══ Extracted records

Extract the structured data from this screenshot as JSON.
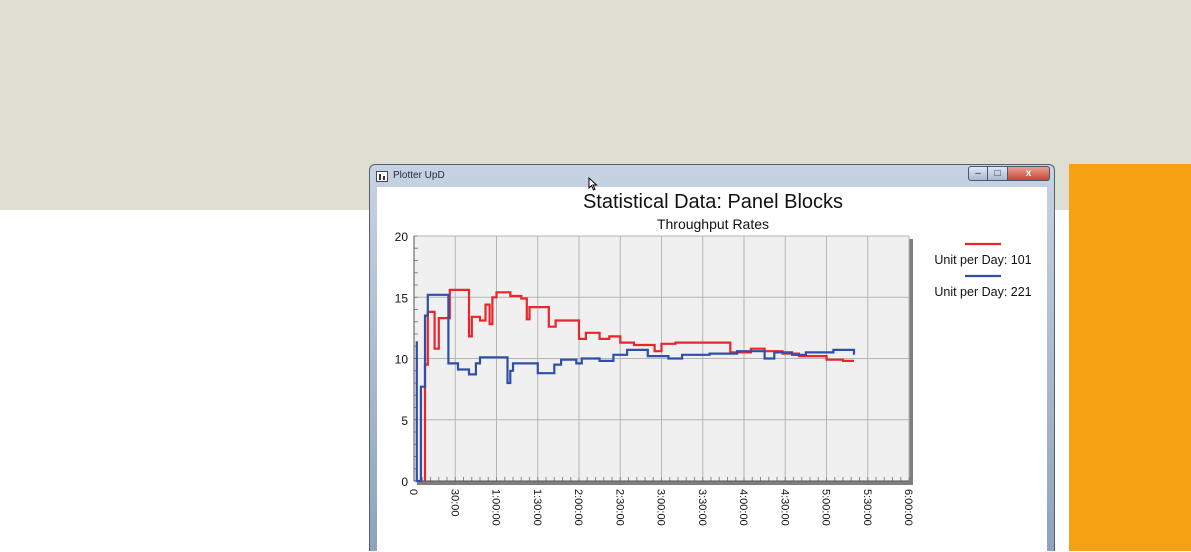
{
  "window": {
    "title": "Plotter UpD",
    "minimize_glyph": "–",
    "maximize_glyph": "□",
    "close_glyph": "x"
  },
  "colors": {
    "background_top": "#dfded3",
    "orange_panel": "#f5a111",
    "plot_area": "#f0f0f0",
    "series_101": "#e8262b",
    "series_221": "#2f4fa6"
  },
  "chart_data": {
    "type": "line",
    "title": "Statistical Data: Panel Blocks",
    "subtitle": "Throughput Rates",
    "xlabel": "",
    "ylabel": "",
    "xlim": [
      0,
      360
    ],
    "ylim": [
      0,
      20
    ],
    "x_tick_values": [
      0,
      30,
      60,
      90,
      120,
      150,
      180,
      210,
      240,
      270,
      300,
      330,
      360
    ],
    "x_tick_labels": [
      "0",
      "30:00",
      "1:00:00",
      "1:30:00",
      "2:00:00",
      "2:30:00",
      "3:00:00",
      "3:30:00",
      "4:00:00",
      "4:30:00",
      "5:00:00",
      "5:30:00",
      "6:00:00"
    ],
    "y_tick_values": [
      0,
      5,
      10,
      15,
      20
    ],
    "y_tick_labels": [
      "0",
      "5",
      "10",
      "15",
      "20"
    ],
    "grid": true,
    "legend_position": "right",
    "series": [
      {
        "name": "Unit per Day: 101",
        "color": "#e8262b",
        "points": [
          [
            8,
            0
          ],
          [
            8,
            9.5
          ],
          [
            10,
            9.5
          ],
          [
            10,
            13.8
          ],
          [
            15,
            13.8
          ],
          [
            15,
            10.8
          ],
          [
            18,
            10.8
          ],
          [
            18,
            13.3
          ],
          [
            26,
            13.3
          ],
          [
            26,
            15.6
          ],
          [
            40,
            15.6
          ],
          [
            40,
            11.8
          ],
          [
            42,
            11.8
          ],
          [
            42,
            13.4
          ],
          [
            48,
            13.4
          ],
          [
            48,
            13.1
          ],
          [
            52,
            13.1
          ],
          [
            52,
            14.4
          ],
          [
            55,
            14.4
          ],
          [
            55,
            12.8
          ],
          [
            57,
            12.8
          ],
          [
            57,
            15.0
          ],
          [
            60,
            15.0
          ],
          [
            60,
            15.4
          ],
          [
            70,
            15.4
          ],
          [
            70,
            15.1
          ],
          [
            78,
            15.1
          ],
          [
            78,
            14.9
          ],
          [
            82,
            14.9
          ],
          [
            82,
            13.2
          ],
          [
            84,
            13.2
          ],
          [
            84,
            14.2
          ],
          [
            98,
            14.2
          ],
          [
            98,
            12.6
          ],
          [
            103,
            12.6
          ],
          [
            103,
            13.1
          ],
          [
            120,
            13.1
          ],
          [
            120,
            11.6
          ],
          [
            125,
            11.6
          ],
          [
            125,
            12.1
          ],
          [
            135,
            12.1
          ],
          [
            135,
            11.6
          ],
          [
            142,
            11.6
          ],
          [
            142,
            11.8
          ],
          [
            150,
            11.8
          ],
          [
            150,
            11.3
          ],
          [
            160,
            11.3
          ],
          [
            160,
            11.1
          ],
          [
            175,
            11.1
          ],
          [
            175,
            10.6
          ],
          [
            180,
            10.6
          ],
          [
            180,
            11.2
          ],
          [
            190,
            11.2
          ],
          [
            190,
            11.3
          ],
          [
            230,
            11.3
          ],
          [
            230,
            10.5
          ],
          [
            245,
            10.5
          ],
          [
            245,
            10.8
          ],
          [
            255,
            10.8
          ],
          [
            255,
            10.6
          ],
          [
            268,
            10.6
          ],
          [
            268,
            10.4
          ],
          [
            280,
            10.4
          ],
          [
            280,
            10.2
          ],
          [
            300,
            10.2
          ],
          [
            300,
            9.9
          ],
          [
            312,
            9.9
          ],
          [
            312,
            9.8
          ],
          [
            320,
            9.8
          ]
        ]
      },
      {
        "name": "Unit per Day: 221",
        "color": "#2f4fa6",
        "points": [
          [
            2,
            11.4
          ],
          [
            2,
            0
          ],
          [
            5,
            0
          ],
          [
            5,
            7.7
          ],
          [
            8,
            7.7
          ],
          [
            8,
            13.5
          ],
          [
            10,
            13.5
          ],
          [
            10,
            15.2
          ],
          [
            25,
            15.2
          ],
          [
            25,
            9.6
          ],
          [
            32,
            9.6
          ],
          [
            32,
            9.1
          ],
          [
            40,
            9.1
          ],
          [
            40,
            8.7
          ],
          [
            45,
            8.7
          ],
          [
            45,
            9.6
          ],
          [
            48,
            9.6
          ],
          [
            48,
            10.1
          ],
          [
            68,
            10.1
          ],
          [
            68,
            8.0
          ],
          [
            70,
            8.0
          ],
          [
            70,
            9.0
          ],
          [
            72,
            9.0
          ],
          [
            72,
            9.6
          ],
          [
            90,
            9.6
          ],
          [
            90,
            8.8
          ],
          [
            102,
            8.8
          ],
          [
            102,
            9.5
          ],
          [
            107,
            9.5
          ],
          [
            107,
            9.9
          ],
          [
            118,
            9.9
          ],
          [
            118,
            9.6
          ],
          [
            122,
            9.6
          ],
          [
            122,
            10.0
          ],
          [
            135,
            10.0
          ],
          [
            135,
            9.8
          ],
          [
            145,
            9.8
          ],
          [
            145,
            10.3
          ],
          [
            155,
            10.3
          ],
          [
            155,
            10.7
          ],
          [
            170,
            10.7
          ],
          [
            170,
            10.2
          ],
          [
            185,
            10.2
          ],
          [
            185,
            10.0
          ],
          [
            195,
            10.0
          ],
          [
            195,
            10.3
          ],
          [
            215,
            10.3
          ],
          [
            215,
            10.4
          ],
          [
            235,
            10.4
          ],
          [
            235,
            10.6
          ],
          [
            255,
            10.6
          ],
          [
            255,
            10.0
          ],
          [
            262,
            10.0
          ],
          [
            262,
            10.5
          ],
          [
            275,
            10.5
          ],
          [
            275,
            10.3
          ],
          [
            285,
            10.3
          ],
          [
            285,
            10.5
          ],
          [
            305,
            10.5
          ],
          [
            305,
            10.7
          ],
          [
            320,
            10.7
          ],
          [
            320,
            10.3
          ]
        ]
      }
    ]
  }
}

════

> **Given instruction**
Give the material again exactly as it is, but keep the pictures out.

> **Task result**
Extract the structured data from this screenshot as JSON.
{
  "window": {
    "title": "Plotter UpD",
    "minimize_glyph": "–",
    "maximize_glyph": "□",
    "close_glyph": "x"
  },
  "colors": {
    "background_top": "#dfded3",
    "orange_panel": "#f5a111",
    "plot_area": "#f0f0f0",
    "series_101": "#e8262b",
    "series_221": "#2f4fa6"
  },
  "chart_data": {
    "type": "line",
    "title": "Statistical Data: Panel Blocks",
    "subtitle": "Throughput Rates",
    "xlabel": "",
    "ylabel": "",
    "xlim": [
      0,
      360
    ],
    "ylim": [
      0,
      20
    ],
    "x_tick_values": [
      0,
      30,
      60,
      90,
      120,
      150,
      180,
      210,
      240,
      270,
      300,
      330,
      360
    ],
    "x_tick_labels": [
      "0",
      "30:00",
      "1:00:00",
      "1:30:00",
      "2:00:00",
      "2:30:00",
      "3:00:00",
      "3:30:00",
      "4:00:00",
      "4:30:00",
      "5:00:00",
      "5:30:00",
      "6:00:00"
    ],
    "y_tick_values": [
      0,
      5,
      10,
      15,
      20
    ],
    "y_tick_labels": [
      "0",
      "5",
      "10",
      "15",
      "20"
    ],
    "grid": true,
    "legend_position": "right",
    "series": [
      {
        "name": "Unit per Day: 101",
        "color": "#e8262b",
        "points": [
          [
            8,
            0
          ],
          [
            8,
            9.5
          ],
          [
            10,
            9.5
          ],
          [
            10,
            13.8
          ],
          [
            15,
            13.8
          ],
          [
            15,
            10.8
          ],
          [
            18,
            10.8
          ],
          [
            18,
            13.3
          ],
          [
            26,
            13.3
          ],
          [
            26,
            15.6
          ],
          [
            40,
            15.6
          ],
          [
            40,
            11.8
          ],
          [
            42,
            11.8
          ],
          [
            42,
            13.4
          ],
          [
            48,
            13.4
          ],
          [
            48,
            13.1
          ],
          [
            52,
            13.1
          ],
          [
            52,
            14.4
          ],
          [
            55,
            14.4
          ],
          [
            55,
            12.8
          ],
          [
            57,
            12.8
          ],
          [
            57,
            15.0
          ],
          [
            60,
            15.0
          ],
          [
            60,
            15.4
          ],
          [
            70,
            15.4
          ],
          [
            70,
            15.1
          ],
          [
            78,
            15.1
          ],
          [
            78,
            14.9
          ],
          [
            82,
            14.9
          ],
          [
            82,
            13.2
          ],
          [
            84,
            13.2
          ],
          [
            84,
            14.2
          ],
          [
            98,
            14.2
          ],
          [
            98,
            12.6
          ],
          [
            103,
            12.6
          ],
          [
            103,
            13.1
          ],
          [
            120,
            13.1
          ],
          [
            120,
            11.6
          ],
          [
            125,
            11.6
          ],
          [
            125,
            12.1
          ],
          [
            135,
            12.1
          ],
          [
            135,
            11.6
          ],
          [
            142,
            11.6
          ],
          [
            142,
            11.8
          ],
          [
            150,
            11.8
          ],
          [
            150,
            11.3
          ],
          [
            160,
            11.3
          ],
          [
            160,
            11.1
          ],
          [
            175,
            11.1
          ],
          [
            175,
            10.6
          ],
          [
            180,
            10.6
          ],
          [
            180,
            11.2
          ],
          [
            190,
            11.2
          ],
          [
            190,
            11.3
          ],
          [
            230,
            11.3
          ],
          [
            230,
            10.5
          ],
          [
            245,
            10.5
          ],
          [
            245,
            10.8
          ],
          [
            255,
            10.8
          ],
          [
            255,
            10.6
          ],
          [
            268,
            10.6
          ],
          [
            268,
            10.4
          ],
          [
            280,
            10.4
          ],
          [
            280,
            10.2
          ],
          [
            300,
            10.2
          ],
          [
            300,
            9.9
          ],
          [
            312,
            9.9
          ],
          [
            312,
            9.8
          ],
          [
            320,
            9.8
          ]
        ]
      },
      {
        "name": "Unit per Day: 221",
        "color": "#2f4fa6",
        "points": [
          [
            2,
            11.4
          ],
          [
            2,
            0
          ],
          [
            5,
            0
          ],
          [
            5,
            7.7
          ],
          [
            8,
            7.7
          ],
          [
            8,
            13.5
          ],
          [
            10,
            13.5
          ],
          [
            10,
            15.2
          ],
          [
            25,
            15.2
          ],
          [
            25,
            9.6
          ],
          [
            32,
            9.6
          ],
          [
            32,
            9.1
          ],
          [
            40,
            9.1
          ],
          [
            40,
            8.7
          ],
          [
            45,
            8.7
          ],
          [
            45,
            9.6
          ],
          [
            48,
            9.6
          ],
          [
            48,
            10.1
          ],
          [
            68,
            10.1
          ],
          [
            68,
            8.0
          ],
          [
            70,
            8.0
          ],
          [
            70,
            9.0
          ],
          [
            72,
            9.0
          ],
          [
            72,
            9.6
          ],
          [
            90,
            9.6
          ],
          [
            90,
            8.8
          ],
          [
            102,
            8.8
          ],
          [
            102,
            9.5
          ],
          [
            107,
            9.5
          ],
          [
            107,
            9.9
          ],
          [
            118,
            9.9
          ],
          [
            118,
            9.6
          ],
          [
            122,
            9.6
          ],
          [
            122,
            10.0
          ],
          [
            135,
            10.0
          ],
          [
            135,
            9.8
          ],
          [
            145,
            9.8
          ],
          [
            145,
            10.3
          ],
          [
            155,
            10.3
          ],
          [
            155,
            10.7
          ],
          [
            170,
            10.7
          ],
          [
            170,
            10.2
          ],
          [
            185,
            10.2
          ],
          [
            185,
            10.0
          ],
          [
            195,
            10.0
          ],
          [
            195,
            10.3
          ],
          [
            215,
            10.3
          ],
          [
            215,
            10.4
          ],
          [
            235,
            10.4
          ],
          [
            235,
            10.6
          ],
          [
            255,
            10.6
          ],
          [
            255,
            10.0
          ],
          [
            262,
            10.0
          ],
          [
            262,
            10.5
          ],
          [
            275,
            10.5
          ],
          [
            275,
            10.3
          ],
          [
            285,
            10.3
          ],
          [
            285,
            10.5
          ],
          [
            305,
            10.5
          ],
          [
            305,
            10.7
          ],
          [
            320,
            10.7
          ],
          [
            320,
            10.3
          ]
        ]
      }
    ]
  }
}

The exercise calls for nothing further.